Exercise:
Find the lines that hold the word "működtetése" and return them.

[Collected data entries]
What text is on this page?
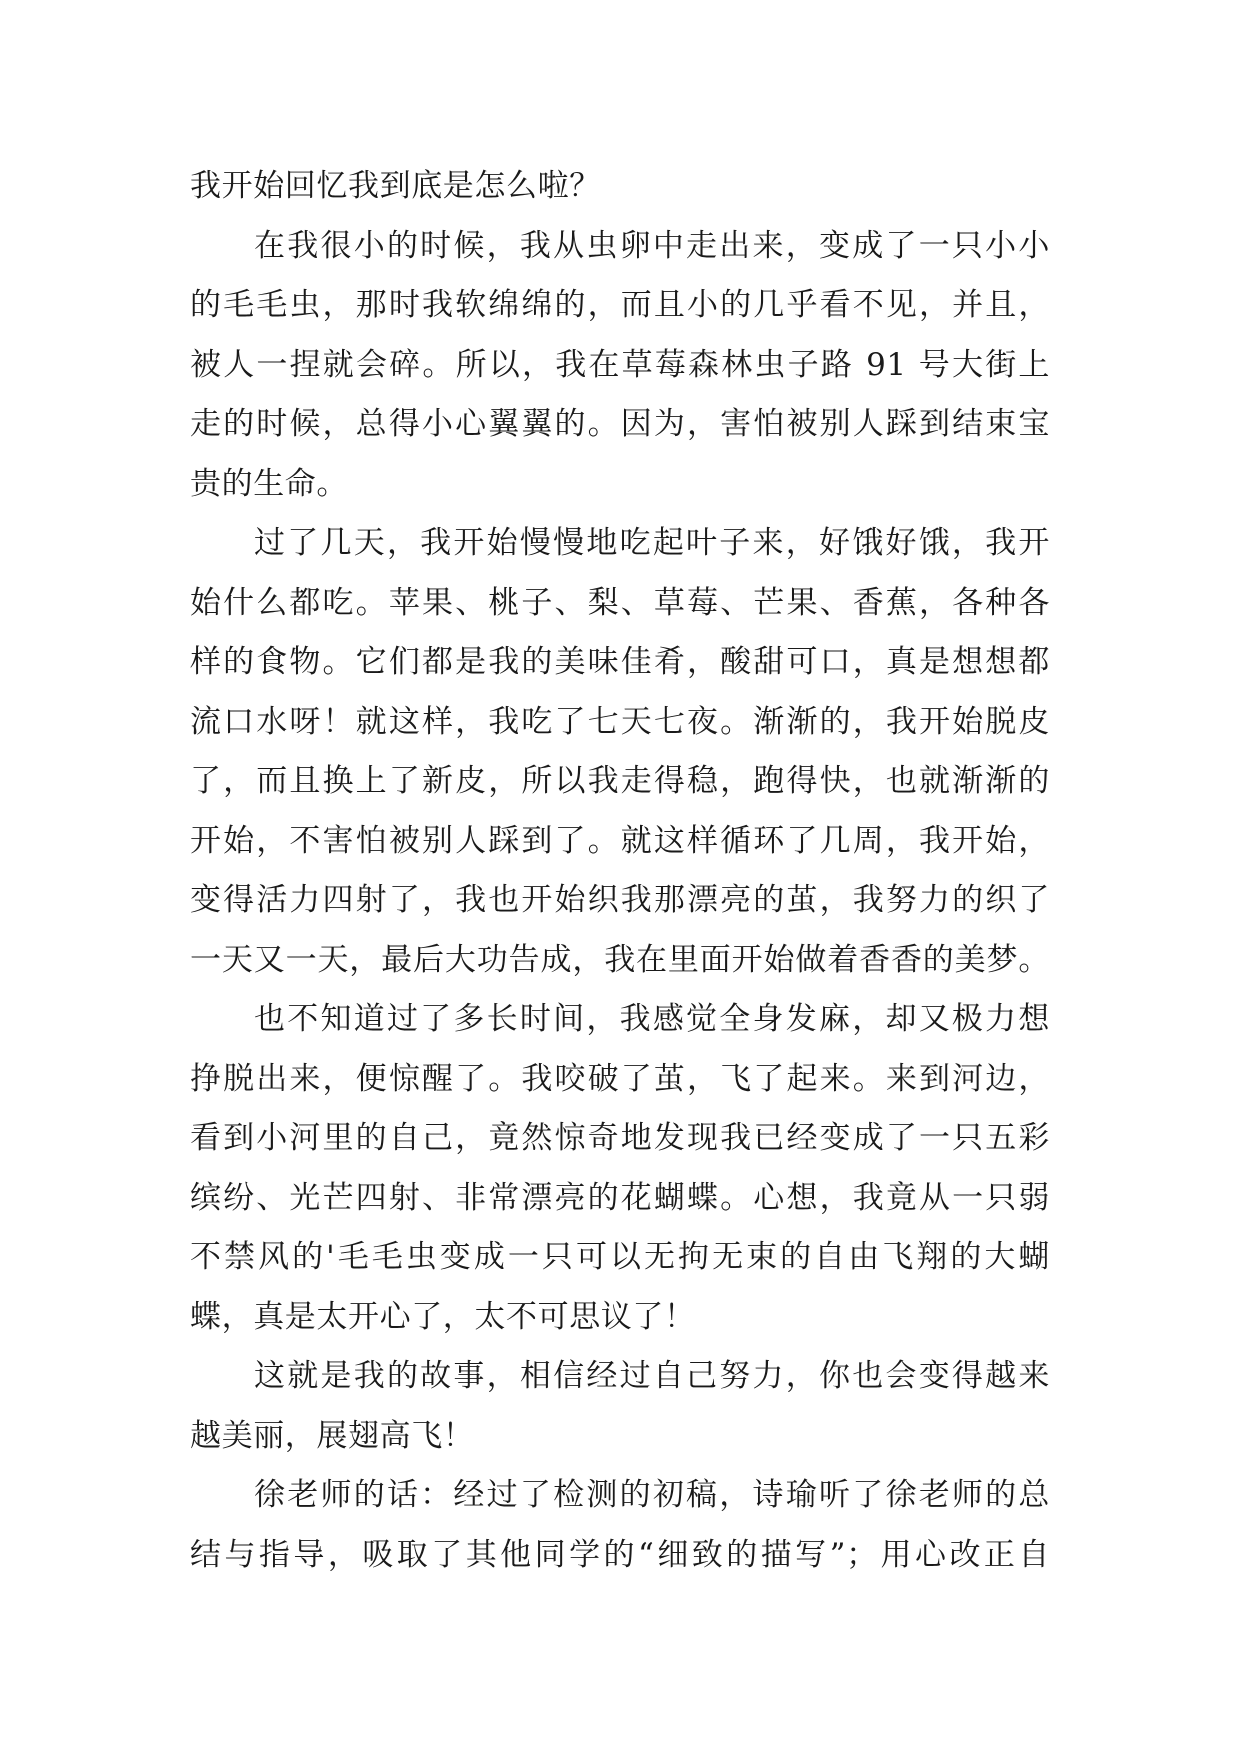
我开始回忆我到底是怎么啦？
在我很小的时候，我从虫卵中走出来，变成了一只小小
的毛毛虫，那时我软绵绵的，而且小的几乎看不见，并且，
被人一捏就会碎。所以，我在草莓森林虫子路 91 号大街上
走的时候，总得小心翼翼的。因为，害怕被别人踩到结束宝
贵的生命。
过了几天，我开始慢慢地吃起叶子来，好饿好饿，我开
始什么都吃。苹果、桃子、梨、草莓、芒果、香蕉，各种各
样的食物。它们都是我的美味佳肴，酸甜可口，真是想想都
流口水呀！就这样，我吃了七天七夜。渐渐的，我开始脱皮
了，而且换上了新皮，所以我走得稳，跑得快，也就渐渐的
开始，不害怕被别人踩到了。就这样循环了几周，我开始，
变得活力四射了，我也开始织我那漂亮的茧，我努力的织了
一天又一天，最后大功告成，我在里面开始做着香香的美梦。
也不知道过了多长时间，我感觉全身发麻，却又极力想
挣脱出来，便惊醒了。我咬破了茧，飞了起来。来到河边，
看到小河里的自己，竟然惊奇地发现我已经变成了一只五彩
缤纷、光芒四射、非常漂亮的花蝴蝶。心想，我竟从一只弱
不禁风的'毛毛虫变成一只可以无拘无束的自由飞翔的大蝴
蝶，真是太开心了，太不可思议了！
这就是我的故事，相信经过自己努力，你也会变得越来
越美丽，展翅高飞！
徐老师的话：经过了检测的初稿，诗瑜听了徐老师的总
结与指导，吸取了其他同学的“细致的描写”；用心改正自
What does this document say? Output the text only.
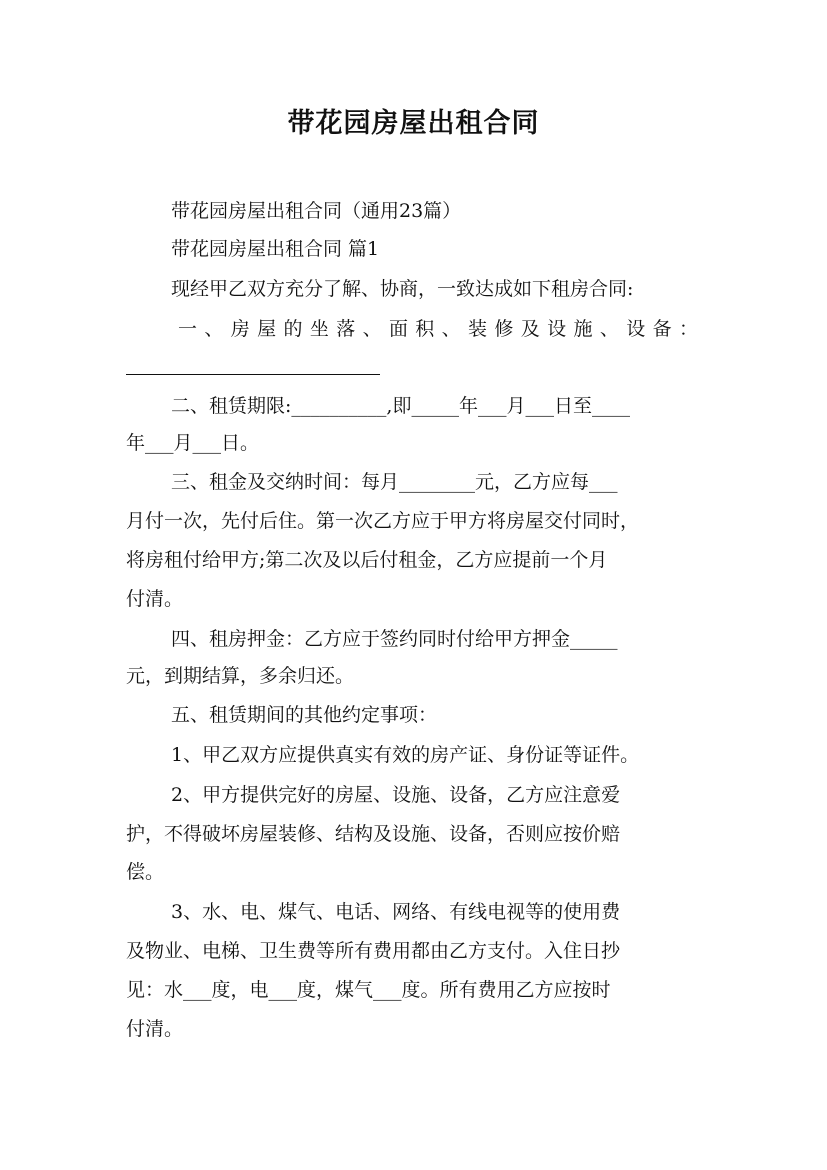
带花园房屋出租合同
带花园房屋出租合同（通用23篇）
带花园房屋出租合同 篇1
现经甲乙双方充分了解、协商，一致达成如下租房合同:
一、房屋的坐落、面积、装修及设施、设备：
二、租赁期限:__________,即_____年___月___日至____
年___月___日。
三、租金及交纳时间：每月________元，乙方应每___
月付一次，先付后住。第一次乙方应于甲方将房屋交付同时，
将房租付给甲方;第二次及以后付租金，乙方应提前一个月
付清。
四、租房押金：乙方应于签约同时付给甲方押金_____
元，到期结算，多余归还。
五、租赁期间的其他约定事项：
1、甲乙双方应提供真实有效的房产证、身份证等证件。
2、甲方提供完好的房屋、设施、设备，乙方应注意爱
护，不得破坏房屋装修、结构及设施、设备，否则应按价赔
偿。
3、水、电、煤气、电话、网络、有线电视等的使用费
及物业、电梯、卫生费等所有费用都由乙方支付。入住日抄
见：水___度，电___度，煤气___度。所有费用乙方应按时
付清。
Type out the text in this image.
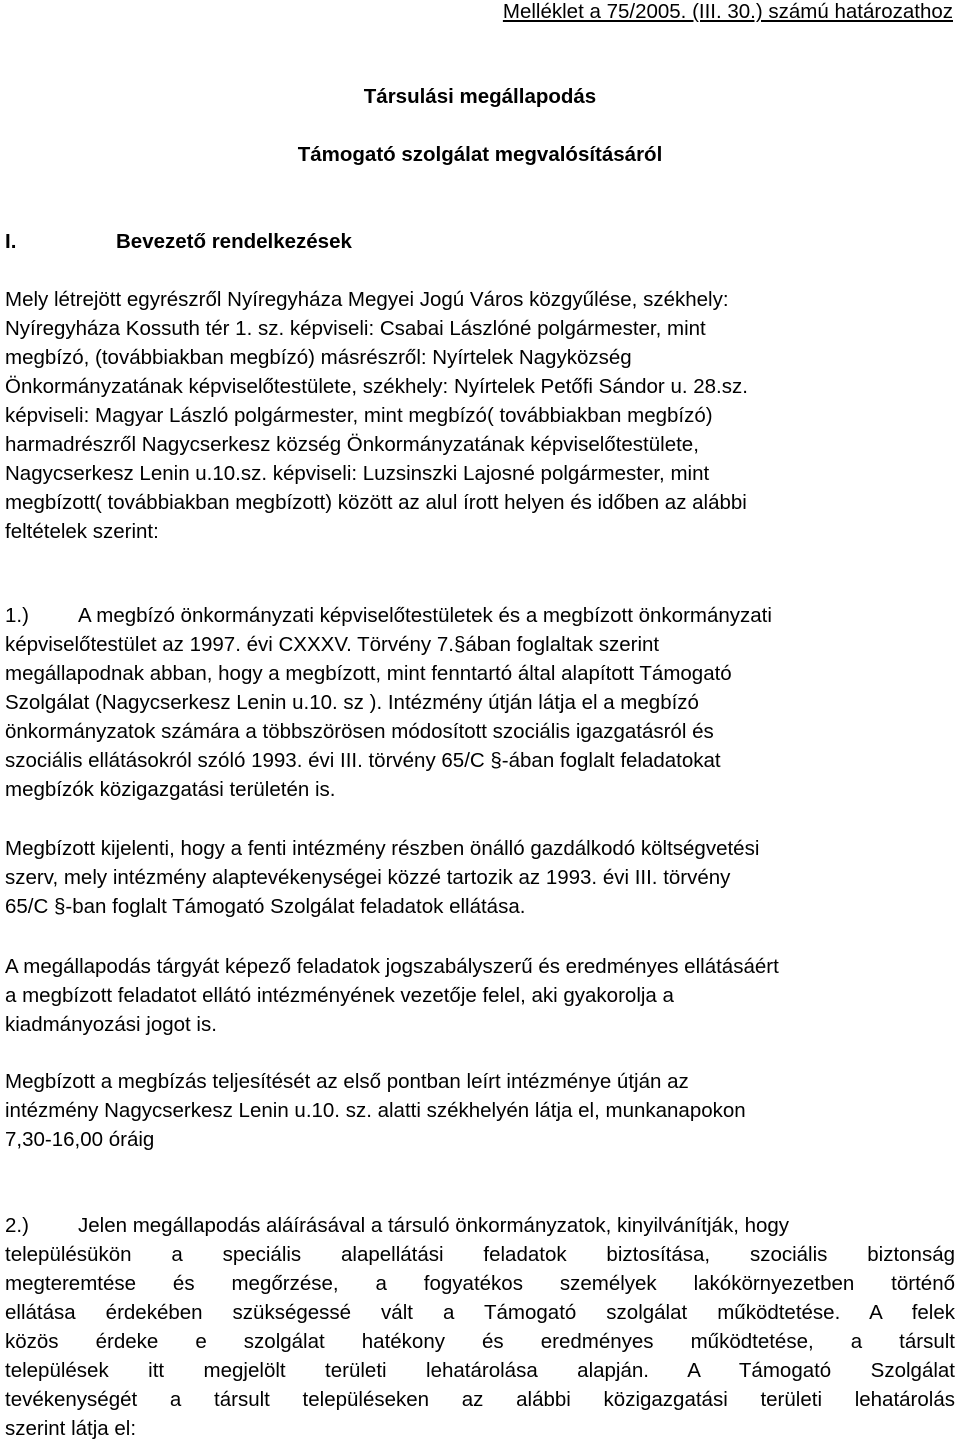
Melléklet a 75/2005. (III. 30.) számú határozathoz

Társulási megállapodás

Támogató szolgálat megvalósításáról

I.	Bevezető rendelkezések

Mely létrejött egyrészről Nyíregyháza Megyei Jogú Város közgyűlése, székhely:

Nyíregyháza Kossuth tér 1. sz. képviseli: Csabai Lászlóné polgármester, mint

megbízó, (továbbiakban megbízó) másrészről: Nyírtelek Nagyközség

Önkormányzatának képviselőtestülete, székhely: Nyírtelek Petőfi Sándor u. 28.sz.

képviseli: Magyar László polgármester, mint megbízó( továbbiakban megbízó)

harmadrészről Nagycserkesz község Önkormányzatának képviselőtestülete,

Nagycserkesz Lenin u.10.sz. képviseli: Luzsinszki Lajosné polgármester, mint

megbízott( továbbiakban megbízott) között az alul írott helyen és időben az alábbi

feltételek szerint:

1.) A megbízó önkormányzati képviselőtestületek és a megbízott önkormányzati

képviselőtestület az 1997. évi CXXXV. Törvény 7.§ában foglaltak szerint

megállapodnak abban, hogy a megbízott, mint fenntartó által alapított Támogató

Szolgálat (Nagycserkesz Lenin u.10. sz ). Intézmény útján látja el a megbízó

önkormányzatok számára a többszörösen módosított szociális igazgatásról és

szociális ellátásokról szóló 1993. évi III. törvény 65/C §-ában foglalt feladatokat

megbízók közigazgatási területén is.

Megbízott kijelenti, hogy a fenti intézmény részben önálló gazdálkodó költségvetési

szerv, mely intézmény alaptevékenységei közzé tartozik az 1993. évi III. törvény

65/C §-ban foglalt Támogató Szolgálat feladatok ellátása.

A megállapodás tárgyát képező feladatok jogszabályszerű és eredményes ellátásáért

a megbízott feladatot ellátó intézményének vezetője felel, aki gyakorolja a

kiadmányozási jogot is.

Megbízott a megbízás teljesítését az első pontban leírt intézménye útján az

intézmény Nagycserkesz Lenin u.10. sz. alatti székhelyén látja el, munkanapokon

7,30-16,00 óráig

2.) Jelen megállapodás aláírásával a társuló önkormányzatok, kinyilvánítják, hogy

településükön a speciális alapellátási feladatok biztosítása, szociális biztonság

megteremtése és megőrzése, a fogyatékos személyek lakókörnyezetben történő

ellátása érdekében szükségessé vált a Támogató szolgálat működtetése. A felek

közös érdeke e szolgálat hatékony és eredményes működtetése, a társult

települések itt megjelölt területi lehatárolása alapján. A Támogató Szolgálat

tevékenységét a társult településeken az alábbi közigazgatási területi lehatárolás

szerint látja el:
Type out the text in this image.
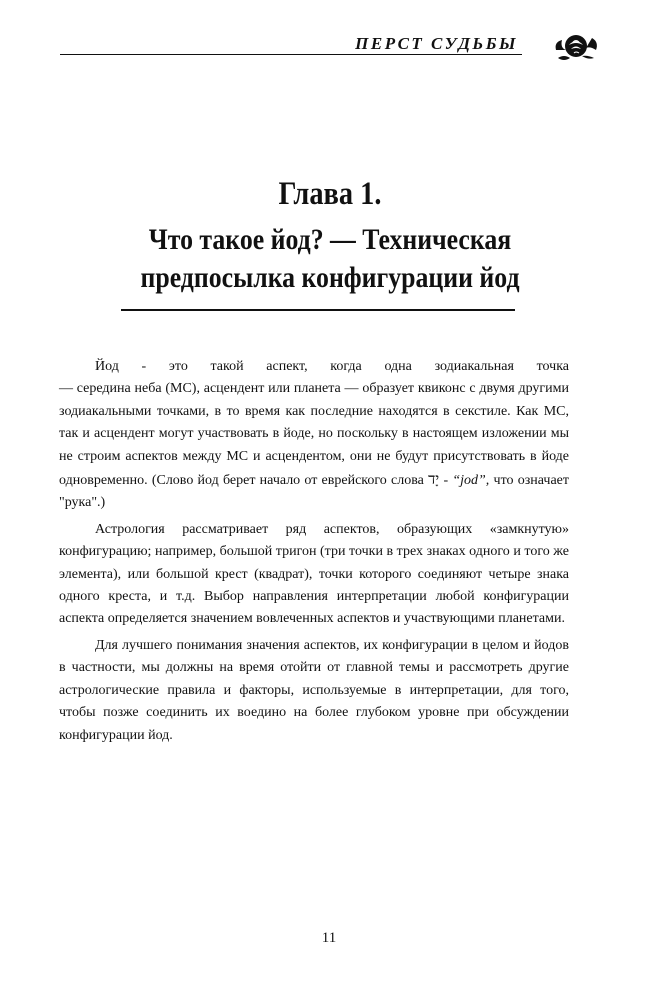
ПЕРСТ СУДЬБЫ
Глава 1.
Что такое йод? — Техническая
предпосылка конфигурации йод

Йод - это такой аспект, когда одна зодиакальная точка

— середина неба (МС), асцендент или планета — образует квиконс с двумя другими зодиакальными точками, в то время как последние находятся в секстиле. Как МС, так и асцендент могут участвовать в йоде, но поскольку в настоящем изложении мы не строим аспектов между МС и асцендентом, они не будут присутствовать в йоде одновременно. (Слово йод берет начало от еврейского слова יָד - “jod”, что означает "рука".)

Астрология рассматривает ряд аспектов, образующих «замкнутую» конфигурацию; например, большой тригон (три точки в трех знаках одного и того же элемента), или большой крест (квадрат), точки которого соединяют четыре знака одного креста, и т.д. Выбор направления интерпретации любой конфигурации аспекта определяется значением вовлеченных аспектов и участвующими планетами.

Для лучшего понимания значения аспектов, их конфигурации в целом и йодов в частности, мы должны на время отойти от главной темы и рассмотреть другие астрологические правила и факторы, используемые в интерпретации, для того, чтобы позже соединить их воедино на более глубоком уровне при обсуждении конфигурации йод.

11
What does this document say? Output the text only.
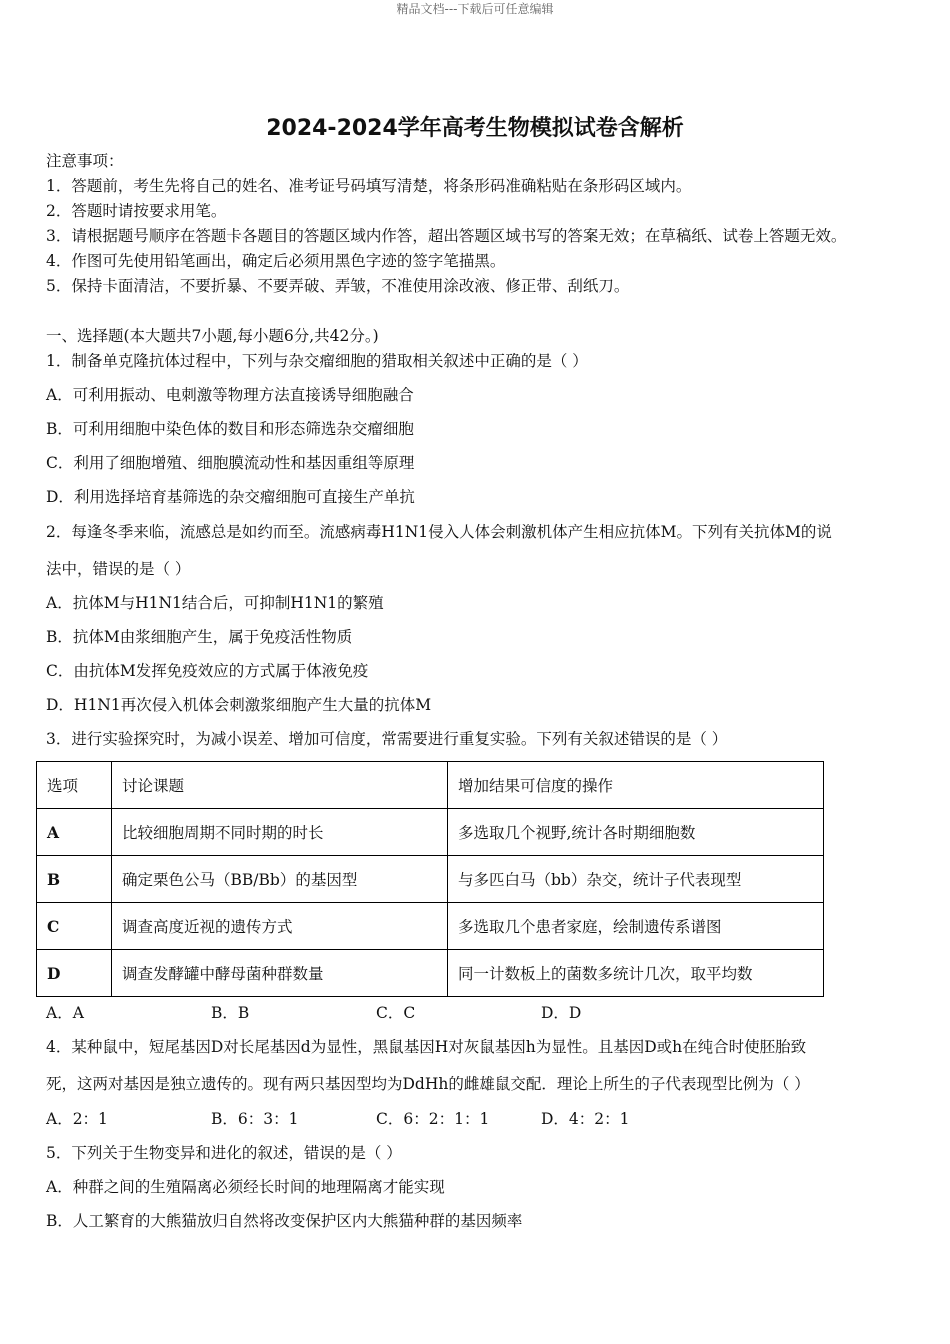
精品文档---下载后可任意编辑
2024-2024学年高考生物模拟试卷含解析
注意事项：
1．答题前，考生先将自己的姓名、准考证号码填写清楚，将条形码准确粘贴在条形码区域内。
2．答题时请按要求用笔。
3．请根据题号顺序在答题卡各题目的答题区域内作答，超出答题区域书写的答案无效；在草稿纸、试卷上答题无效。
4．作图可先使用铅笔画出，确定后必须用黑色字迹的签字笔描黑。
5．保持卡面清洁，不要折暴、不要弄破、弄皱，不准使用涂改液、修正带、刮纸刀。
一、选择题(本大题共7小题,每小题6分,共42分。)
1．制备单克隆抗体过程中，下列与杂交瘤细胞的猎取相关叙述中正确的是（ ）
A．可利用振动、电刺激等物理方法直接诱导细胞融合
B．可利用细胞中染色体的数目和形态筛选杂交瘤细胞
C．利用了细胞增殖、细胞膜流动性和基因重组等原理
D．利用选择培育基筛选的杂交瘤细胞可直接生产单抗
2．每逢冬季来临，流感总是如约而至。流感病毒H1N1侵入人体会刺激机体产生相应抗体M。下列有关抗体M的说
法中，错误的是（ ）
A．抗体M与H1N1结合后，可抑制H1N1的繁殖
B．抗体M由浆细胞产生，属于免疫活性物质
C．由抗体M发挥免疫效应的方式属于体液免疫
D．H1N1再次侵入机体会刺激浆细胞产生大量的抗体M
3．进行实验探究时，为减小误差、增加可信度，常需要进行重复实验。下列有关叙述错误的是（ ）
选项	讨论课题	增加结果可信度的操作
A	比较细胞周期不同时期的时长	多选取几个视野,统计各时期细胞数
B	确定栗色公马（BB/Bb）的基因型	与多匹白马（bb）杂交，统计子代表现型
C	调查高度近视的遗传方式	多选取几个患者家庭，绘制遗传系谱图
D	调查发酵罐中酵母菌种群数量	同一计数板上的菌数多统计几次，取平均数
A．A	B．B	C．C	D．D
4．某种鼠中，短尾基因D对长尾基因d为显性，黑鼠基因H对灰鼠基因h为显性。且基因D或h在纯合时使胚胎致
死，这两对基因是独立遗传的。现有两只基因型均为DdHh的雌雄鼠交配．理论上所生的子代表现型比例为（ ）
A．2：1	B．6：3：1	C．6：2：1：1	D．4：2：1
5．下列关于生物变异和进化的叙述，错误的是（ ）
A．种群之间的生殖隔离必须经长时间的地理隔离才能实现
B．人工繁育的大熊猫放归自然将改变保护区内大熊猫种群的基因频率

Result:
ellátása érdekében szükségessé vált a Támogató szolgálat működtetése. A felek
közös érdeke e szolgálat hatékony és eredményes működtetése, a társult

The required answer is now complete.